** START **
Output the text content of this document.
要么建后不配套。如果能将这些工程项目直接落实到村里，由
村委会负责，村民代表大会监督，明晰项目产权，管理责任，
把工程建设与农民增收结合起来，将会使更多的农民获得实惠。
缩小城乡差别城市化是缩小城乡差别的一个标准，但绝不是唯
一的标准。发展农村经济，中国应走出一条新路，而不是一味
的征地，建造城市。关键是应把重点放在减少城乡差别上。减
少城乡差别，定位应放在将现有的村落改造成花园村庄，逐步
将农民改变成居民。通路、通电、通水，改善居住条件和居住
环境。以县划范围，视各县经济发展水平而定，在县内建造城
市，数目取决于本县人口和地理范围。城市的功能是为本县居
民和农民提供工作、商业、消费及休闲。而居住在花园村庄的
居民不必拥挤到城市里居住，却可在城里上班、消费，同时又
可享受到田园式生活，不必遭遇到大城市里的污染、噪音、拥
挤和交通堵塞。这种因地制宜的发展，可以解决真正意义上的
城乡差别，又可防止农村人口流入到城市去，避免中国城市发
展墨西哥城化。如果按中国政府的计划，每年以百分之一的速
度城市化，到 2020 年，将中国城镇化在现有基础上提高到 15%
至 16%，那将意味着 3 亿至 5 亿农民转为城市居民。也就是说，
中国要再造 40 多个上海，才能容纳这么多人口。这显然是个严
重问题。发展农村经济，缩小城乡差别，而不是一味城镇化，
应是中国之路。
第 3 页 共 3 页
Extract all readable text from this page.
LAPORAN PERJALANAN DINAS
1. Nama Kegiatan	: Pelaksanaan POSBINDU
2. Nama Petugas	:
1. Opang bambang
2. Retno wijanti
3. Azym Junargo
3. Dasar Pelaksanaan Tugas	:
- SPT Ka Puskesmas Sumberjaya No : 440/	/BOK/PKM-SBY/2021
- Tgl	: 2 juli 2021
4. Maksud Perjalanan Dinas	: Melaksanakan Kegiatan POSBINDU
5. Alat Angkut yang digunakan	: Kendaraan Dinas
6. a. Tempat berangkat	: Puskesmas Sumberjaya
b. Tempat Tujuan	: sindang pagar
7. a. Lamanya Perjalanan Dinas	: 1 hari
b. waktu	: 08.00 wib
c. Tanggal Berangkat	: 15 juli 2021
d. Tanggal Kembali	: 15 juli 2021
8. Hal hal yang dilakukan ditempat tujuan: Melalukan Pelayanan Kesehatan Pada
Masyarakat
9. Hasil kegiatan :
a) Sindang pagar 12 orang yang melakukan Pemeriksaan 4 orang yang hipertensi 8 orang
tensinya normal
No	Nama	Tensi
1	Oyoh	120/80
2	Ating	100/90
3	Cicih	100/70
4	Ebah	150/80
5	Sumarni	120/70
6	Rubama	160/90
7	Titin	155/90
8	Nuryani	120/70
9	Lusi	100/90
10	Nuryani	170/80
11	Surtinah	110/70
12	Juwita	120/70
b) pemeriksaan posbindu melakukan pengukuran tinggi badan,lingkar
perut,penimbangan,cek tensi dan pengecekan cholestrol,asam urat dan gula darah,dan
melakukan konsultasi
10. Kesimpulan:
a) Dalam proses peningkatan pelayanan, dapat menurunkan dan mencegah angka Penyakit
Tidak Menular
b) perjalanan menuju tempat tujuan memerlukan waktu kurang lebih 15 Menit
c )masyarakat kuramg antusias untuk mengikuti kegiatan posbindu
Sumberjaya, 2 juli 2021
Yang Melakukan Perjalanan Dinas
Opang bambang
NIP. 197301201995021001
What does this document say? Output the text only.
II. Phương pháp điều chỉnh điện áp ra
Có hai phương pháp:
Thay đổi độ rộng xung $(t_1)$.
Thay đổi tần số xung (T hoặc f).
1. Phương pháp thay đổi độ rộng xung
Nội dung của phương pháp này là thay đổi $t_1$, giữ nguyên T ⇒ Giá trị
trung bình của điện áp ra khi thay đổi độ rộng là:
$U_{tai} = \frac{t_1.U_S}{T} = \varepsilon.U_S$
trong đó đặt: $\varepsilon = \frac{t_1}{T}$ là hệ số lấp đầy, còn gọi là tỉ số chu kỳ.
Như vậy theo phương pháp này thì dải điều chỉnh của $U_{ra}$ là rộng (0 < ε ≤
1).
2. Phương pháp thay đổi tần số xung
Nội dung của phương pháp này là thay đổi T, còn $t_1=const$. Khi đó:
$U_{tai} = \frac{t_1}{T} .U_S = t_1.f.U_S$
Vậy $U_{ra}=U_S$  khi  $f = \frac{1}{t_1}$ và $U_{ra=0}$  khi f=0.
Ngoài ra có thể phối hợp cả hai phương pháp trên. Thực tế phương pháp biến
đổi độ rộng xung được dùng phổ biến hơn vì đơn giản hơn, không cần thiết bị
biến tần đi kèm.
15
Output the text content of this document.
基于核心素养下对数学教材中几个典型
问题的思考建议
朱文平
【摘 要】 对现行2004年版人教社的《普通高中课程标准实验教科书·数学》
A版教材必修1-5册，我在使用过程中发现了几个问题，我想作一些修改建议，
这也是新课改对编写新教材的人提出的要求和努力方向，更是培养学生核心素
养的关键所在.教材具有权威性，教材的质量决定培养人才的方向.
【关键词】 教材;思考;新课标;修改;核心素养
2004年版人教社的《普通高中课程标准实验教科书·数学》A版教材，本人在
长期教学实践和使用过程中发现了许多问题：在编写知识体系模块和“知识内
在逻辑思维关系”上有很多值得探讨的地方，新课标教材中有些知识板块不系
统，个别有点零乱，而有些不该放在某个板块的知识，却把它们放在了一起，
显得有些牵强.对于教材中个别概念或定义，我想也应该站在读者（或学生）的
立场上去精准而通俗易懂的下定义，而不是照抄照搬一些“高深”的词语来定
** END **
## WHAT YOU SHOULD DO
Above are the records. Identify each line that contains the word "Nama".

## RESPONSE TO THIS EXERCISE
1. Nama Kegiatan	: Pelaksanaan POSBINDU
2. Nama Petugas	:
No	Nama	Tensi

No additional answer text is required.